Show every line containing "white" by copying it.
Begin TASK INPUT
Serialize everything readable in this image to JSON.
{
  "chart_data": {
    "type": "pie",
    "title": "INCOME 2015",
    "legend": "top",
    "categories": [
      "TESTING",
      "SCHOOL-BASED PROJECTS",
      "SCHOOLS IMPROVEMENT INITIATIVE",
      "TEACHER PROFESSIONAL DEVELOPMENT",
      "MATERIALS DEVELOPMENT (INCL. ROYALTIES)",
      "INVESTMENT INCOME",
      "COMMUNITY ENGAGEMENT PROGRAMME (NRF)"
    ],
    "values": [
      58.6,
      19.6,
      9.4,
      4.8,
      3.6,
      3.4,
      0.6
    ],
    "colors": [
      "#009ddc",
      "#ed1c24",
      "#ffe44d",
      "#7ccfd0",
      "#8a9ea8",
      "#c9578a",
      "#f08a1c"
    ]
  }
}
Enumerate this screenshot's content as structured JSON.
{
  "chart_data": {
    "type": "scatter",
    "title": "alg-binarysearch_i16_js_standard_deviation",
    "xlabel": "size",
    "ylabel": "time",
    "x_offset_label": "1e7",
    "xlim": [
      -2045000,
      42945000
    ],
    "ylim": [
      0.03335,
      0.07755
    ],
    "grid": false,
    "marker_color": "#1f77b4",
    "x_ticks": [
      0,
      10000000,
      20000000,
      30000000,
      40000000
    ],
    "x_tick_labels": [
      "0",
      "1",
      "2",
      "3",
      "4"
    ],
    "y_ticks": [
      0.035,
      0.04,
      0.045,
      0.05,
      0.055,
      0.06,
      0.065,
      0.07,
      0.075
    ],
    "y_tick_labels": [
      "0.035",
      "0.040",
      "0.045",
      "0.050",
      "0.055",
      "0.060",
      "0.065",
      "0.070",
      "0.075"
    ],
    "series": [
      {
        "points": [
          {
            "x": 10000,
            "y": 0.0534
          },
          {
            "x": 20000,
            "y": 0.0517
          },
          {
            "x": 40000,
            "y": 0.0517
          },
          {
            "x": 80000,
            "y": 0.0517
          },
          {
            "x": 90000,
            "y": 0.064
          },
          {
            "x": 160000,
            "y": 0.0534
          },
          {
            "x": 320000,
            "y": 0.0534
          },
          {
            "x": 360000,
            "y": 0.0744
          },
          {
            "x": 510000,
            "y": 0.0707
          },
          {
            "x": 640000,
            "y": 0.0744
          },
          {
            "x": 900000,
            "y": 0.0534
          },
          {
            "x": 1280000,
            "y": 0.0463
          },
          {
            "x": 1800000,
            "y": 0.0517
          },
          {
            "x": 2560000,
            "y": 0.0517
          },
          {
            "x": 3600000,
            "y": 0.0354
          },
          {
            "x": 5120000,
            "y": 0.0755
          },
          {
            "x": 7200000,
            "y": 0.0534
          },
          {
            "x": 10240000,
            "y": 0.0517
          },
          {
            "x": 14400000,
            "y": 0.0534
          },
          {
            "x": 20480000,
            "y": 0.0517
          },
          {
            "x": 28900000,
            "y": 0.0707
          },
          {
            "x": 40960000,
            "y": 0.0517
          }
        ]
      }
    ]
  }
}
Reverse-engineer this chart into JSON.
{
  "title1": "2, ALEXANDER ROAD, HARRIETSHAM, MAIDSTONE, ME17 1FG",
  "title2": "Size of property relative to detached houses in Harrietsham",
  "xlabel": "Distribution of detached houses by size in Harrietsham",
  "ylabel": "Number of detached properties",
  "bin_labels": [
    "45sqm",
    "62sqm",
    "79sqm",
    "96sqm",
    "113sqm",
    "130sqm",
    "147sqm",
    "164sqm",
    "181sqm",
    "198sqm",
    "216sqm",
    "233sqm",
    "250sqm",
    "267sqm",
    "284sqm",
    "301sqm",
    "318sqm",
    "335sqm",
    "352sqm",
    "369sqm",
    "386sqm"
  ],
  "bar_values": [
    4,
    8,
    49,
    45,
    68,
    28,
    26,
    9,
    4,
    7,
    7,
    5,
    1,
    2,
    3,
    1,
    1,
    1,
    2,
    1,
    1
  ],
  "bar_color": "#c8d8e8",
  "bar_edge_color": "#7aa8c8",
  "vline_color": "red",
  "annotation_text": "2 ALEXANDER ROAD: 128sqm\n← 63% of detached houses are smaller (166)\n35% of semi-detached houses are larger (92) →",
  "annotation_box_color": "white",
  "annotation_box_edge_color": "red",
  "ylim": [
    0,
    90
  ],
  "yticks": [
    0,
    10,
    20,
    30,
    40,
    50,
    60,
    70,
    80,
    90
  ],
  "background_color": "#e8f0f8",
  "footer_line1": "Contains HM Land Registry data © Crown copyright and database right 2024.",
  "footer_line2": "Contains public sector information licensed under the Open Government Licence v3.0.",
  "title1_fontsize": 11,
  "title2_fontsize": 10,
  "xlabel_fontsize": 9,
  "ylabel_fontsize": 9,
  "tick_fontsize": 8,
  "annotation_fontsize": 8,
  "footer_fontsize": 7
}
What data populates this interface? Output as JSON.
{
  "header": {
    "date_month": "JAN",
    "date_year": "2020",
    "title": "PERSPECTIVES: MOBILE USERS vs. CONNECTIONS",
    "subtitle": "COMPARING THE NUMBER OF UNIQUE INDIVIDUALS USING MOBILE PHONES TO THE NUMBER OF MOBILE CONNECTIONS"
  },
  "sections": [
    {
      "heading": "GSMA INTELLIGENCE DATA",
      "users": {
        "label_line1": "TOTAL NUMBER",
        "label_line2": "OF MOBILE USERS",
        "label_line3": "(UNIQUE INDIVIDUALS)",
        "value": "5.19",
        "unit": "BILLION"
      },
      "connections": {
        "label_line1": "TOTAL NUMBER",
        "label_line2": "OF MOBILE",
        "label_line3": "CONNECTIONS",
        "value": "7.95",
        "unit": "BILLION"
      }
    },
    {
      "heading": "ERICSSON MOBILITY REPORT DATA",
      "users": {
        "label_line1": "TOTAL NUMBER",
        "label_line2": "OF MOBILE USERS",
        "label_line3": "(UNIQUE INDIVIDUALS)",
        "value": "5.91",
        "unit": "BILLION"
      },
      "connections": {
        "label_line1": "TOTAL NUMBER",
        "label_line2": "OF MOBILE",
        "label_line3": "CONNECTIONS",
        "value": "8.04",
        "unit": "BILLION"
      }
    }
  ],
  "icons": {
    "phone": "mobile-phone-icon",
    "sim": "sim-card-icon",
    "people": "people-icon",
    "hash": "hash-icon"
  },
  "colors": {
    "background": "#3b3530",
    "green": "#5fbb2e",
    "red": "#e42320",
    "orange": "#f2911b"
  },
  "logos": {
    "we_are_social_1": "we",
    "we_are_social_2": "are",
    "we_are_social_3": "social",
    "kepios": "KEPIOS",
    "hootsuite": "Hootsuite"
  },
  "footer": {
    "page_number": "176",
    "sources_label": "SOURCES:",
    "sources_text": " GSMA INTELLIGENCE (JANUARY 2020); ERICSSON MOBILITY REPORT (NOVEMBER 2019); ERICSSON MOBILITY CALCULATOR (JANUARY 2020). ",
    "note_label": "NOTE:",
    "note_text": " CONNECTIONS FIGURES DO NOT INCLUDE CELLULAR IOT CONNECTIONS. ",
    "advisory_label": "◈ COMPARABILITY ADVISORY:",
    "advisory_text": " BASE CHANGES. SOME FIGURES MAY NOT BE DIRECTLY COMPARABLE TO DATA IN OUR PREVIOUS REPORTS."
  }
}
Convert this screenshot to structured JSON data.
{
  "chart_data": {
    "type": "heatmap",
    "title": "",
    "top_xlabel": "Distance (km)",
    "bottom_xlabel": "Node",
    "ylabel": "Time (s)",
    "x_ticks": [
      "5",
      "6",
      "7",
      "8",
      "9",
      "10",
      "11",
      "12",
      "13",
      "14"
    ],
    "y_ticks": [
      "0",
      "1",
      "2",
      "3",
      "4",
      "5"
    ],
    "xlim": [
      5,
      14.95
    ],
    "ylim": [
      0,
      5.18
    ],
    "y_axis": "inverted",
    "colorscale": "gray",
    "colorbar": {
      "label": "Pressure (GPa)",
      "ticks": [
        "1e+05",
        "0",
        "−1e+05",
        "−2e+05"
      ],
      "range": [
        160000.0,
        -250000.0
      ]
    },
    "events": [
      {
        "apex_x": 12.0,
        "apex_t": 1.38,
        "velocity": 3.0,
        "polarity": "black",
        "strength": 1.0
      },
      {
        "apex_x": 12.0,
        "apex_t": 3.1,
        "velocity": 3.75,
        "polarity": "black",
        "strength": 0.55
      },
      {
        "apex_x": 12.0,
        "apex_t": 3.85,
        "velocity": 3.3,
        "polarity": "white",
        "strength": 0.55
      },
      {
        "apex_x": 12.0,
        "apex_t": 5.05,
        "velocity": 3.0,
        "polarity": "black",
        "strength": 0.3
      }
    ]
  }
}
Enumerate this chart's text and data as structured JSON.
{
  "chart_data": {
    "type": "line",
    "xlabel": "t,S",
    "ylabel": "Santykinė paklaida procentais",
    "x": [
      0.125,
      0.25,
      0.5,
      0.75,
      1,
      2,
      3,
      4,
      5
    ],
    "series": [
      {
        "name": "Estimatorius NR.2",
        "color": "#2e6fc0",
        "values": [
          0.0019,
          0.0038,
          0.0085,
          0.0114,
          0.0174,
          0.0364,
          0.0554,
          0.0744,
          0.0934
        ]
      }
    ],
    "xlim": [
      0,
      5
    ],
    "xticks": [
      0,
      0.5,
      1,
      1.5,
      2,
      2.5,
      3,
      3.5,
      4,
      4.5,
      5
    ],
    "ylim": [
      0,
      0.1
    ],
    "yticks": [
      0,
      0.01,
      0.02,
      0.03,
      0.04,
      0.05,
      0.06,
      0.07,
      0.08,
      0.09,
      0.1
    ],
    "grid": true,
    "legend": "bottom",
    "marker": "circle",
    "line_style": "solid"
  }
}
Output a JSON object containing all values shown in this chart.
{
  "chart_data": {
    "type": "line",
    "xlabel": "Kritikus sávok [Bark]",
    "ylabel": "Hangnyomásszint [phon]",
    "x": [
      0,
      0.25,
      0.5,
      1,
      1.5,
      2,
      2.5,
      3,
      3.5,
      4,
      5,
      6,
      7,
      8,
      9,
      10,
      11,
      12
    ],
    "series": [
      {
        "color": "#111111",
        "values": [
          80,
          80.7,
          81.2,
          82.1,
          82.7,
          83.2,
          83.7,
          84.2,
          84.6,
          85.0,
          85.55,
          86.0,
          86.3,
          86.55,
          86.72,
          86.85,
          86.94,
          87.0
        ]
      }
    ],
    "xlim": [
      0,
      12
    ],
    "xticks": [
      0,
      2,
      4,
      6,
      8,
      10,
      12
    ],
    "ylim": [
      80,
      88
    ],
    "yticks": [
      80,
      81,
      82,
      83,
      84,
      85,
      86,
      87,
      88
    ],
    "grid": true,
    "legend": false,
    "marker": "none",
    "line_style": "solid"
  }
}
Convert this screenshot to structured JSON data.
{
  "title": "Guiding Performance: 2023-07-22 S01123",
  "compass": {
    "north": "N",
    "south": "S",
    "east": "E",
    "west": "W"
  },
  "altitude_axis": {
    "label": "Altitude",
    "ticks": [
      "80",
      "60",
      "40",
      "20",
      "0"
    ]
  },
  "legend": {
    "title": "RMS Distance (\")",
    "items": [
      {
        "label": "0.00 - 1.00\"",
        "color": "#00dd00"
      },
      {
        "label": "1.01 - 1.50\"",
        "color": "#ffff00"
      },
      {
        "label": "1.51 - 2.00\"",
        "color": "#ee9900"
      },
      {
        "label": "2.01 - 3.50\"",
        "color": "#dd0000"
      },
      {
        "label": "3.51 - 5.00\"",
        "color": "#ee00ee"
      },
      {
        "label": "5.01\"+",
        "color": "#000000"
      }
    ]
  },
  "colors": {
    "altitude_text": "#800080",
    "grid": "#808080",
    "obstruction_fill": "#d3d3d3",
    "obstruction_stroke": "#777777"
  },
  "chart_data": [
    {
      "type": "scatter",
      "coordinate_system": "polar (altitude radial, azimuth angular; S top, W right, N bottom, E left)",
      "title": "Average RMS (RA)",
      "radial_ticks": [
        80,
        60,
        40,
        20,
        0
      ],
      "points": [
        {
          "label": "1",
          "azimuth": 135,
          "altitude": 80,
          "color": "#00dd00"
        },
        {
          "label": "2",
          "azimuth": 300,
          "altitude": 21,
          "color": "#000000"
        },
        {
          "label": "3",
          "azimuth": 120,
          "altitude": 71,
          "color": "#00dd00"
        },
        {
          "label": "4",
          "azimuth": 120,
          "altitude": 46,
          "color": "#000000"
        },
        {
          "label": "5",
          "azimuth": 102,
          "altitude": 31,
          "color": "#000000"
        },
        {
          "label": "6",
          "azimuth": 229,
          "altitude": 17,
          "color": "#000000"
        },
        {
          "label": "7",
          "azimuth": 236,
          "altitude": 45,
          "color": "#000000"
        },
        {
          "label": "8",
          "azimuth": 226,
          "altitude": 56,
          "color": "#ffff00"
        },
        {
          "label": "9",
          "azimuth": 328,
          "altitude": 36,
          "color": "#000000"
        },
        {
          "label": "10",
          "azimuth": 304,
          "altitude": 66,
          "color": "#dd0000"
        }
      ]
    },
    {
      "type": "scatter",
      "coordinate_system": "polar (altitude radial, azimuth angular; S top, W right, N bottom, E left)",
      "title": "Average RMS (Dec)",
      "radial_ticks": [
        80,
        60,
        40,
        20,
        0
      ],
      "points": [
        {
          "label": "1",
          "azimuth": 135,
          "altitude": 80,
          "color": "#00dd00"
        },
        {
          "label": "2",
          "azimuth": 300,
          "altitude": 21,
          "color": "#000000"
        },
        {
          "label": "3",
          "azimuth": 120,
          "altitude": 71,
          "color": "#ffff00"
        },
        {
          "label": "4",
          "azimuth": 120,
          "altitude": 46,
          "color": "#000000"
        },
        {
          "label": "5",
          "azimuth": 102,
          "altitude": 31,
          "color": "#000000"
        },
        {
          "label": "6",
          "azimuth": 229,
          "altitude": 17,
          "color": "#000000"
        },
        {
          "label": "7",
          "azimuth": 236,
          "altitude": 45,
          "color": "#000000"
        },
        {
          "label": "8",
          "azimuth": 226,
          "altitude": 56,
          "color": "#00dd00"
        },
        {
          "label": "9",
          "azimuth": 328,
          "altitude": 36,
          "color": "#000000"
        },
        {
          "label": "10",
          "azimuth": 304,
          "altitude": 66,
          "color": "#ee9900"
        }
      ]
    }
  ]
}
End TASK INPUT
REPLY TO THE EXERCISE:
  "annotation_box_color": "white",
        "polarity": "white",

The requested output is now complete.